(Yapılacak görev): Sayfa alıntısına göre yazarın gözünde uzun zamandır parıl parıl parıldayan ajans hangisidir? Lütfen adını yazın.

(Sayfa alıntısı):
▼

29.11.09

I See Hard People...


Her sektörün özellikle de reklam sektörünün dahi çocuğu olmak çok zor bir iştir. "All Star" kavramı naif ülkemize girdiğinden beri, bu kulvarda at sürmek için çırpınan nice yiğitler ani parlamalarla çıkıp yine ani sönmelerle silinmiştir, kimbilir? Şahsen ben bilemem. Taş çatırdasa 3,5 yıldır bu alan içinde adam olmaya çalışmaktayım. Ama gördüklerimden kelli işin özüne bakacak olursak bu sıfata girmek zor değil: Birazcık çakal olan ve kendini pazarlamayı bilen her babayiğido bunu yapabilir. Gereken malzemeleri blogun ilerleyen yazılarında vereceğiz.
Yaratıcılık diyorlar ya hani, en çok korktuğum şey bu benim. Şöyle ki, devamlı herkese zikrettiğim, uzun zamandır tek bir ajans gözümde parıl parıl parıldamakta: Youth Republic. Geçenlerde 2007 yılında youtube a koydukları "kreatif iş ilanı"nı izledim. Ve işin açıkçası korktum. Tamam bu tip şeyler güzel ve insanı "ah o ajansta ben de olsaydım, açık projelerde yol alsaydım" şarkılarına gark ediyor. Fakat beni inanılmaz derecede de ürkütüyor. İnsanların o beklentileri bende delice bir psikolojik baskı yaratmakta. Kendimi cinli demonlı thriller katharsisleri içinde hissediyorum. O "ilk gün insanı olmak" gibi bir şey bu işte. Yani tamam çok güzel, insanların beklentileri normal, bu iş ilanı fikreti de muazzam ama ortada insan psikolojisi diye bir mevzuat var. Hiç mi bu düşünülmez? İzleyen kişinin "eeğğööheeeğaaaa başaramiğğcaaam!" diyerek videoyu kapatması ve başvuracağı varsada vuramayışı düşünülmez.
Ben korkuyorum bunları izleyince. Belki ben manyağım ama bir çok şahsiyetin de bu şekilde düşündüğüne inanıyorum. Sonuçta yuvarlak masa şövalyesi değilim. Toplantılarda didik didik incelenmekten haz etmiyorum. Ağlayasım geliyor. Manyaklar gibi konuşan biri olarak kekeliyorum bile... Hiç hoş olmuyor.

▲

(Veri kümesi satırları):
▼

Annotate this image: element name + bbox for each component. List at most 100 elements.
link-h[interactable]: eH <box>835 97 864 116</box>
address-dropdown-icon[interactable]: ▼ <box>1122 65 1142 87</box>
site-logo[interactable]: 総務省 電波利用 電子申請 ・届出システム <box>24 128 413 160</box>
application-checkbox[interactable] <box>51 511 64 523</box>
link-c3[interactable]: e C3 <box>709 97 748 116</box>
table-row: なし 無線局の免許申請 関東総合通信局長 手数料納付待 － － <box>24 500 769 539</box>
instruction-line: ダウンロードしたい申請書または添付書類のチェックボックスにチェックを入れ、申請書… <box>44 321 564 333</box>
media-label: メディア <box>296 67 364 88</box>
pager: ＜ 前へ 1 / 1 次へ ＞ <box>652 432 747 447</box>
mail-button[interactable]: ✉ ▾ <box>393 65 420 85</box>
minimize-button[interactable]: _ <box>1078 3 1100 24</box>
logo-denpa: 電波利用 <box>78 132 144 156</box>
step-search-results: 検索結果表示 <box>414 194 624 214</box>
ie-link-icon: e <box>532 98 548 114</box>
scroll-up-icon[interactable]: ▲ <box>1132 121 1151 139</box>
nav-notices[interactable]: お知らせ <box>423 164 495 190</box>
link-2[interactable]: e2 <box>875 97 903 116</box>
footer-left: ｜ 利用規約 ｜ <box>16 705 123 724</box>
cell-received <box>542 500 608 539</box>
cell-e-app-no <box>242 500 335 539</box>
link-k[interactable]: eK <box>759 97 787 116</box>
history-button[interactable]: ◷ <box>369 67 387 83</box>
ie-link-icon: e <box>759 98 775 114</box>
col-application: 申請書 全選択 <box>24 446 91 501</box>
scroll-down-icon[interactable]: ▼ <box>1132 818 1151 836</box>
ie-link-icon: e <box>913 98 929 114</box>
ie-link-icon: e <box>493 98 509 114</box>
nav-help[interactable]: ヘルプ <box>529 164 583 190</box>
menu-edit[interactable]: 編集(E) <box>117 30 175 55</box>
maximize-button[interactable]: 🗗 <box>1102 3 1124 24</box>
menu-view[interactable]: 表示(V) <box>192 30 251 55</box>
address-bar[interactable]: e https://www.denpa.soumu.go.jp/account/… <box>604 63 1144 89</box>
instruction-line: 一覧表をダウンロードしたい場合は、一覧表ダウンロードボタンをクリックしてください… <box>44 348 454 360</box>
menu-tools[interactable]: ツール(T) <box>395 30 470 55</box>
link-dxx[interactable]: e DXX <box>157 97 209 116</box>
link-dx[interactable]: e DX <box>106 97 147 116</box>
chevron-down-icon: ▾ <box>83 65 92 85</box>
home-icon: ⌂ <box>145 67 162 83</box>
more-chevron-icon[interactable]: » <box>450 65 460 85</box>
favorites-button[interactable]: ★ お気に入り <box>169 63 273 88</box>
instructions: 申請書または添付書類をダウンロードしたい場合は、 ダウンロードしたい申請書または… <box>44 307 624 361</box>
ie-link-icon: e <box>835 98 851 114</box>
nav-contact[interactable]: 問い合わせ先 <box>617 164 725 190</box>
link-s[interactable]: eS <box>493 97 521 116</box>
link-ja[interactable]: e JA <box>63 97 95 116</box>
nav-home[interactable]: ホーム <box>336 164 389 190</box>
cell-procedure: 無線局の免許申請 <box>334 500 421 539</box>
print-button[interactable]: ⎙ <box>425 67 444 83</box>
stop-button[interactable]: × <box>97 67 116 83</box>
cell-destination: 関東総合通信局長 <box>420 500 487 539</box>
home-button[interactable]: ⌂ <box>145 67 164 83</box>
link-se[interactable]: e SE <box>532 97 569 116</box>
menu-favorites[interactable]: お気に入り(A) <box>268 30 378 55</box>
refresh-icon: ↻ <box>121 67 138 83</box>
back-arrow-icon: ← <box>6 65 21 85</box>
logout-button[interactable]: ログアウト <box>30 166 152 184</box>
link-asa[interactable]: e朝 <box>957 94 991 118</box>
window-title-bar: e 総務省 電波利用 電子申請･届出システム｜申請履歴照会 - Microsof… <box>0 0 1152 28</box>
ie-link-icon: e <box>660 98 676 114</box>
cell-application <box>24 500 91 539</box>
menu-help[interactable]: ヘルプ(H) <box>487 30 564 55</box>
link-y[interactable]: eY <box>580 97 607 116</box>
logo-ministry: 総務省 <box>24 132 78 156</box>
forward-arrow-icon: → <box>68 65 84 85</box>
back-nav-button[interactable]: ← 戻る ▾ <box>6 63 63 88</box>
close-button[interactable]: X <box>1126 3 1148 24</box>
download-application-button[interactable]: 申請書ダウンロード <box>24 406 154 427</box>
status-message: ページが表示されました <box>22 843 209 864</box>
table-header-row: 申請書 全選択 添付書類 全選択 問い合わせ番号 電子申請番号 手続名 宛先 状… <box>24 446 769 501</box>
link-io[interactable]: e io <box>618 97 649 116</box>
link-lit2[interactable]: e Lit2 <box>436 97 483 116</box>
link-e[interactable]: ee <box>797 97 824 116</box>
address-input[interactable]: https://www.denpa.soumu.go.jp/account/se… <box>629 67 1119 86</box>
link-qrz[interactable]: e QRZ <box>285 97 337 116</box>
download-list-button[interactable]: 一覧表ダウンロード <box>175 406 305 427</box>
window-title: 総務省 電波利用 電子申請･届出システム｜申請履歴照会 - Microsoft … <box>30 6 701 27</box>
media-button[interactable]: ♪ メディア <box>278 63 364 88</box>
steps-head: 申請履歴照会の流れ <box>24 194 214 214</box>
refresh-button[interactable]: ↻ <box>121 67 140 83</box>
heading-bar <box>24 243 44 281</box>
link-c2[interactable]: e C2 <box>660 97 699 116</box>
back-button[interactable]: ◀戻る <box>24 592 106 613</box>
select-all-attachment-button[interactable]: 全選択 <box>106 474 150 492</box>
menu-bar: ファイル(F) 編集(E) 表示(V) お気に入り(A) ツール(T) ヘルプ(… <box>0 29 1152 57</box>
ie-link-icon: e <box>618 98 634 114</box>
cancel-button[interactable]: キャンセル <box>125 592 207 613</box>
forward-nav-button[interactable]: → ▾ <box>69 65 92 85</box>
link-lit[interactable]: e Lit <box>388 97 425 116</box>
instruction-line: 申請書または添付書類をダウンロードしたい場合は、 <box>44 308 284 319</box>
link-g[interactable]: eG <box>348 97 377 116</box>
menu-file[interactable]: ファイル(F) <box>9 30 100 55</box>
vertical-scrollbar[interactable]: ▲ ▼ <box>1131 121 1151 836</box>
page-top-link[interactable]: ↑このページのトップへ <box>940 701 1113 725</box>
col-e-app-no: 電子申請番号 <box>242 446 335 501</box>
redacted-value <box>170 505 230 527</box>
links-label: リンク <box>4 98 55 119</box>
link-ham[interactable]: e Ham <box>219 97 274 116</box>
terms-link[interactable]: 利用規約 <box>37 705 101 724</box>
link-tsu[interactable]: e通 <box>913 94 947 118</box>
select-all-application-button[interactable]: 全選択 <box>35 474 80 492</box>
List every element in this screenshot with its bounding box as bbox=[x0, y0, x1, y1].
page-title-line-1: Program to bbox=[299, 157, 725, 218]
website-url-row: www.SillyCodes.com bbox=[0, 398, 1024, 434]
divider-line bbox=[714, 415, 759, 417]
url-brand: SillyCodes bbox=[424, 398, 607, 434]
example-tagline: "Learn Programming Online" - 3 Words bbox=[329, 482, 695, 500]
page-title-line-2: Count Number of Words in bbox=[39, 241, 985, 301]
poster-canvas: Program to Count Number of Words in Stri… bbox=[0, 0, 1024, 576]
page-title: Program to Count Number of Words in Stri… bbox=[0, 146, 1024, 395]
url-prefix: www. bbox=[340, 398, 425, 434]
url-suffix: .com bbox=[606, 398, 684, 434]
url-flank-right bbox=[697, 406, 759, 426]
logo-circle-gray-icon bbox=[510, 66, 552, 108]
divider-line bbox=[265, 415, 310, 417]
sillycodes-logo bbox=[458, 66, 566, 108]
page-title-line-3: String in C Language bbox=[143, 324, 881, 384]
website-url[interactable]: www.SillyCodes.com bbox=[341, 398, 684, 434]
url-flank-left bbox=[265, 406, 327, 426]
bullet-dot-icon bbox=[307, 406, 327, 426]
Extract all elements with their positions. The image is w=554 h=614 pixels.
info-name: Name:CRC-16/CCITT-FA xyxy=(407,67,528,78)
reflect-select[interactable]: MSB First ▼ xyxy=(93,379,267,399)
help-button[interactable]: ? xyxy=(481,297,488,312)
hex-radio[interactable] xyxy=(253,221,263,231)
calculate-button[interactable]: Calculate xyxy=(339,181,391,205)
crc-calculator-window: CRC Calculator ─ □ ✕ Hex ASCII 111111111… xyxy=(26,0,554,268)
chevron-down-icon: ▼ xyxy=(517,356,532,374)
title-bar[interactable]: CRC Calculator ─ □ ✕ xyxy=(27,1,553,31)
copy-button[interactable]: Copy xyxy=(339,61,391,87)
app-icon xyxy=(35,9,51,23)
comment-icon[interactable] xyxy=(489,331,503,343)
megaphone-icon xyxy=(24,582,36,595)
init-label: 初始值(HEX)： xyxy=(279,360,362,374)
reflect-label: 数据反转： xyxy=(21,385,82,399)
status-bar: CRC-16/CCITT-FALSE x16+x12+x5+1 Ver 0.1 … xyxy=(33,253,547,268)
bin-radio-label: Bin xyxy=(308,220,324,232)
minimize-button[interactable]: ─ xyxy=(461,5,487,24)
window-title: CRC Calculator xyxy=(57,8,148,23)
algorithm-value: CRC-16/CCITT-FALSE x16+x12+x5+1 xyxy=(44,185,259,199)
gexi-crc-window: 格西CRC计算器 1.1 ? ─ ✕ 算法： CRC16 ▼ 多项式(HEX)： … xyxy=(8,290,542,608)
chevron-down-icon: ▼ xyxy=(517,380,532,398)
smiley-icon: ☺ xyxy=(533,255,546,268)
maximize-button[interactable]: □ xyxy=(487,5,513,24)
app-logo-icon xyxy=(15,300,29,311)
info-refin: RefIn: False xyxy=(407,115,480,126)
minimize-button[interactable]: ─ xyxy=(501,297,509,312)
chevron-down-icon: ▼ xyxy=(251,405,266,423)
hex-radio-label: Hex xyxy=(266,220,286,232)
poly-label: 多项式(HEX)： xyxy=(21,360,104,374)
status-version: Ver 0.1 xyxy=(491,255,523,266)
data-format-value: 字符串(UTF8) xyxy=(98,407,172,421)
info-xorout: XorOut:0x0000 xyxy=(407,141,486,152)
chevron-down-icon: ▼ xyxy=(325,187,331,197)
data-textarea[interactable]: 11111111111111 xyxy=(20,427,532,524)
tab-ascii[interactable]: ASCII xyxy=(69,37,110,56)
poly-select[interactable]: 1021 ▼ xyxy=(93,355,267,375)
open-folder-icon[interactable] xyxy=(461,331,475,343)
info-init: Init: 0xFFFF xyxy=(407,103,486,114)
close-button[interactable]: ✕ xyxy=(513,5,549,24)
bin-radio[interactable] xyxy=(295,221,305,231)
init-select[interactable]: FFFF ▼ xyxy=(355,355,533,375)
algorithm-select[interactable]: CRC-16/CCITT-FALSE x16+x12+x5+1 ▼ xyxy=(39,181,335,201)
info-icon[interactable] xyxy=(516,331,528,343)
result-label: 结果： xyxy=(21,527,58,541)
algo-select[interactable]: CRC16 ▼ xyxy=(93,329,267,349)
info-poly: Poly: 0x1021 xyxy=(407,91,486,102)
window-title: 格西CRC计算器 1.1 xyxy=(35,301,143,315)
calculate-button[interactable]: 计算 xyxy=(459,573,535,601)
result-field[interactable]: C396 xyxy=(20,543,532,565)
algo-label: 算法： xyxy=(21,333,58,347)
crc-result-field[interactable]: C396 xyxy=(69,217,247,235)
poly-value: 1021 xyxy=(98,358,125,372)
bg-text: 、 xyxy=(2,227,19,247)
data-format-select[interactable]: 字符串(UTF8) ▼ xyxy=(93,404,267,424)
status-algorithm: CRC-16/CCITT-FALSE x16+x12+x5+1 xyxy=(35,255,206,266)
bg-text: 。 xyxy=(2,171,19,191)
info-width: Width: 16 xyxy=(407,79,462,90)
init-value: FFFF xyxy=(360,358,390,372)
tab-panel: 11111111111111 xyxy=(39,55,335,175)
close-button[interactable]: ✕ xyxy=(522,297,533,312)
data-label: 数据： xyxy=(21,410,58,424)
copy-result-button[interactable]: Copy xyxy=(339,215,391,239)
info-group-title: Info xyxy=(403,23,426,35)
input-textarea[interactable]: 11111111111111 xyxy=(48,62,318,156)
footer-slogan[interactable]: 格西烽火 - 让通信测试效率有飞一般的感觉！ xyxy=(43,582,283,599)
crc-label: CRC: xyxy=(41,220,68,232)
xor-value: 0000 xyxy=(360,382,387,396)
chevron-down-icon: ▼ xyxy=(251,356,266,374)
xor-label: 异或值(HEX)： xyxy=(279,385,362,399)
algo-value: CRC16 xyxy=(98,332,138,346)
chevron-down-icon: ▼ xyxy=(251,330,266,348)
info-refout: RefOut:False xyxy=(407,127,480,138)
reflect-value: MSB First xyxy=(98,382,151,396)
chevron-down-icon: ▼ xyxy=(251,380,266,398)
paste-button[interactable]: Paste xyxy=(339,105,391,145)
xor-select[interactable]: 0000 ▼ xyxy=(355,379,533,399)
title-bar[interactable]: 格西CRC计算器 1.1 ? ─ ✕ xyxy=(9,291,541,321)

▲

(Yanıt): Youth Republic.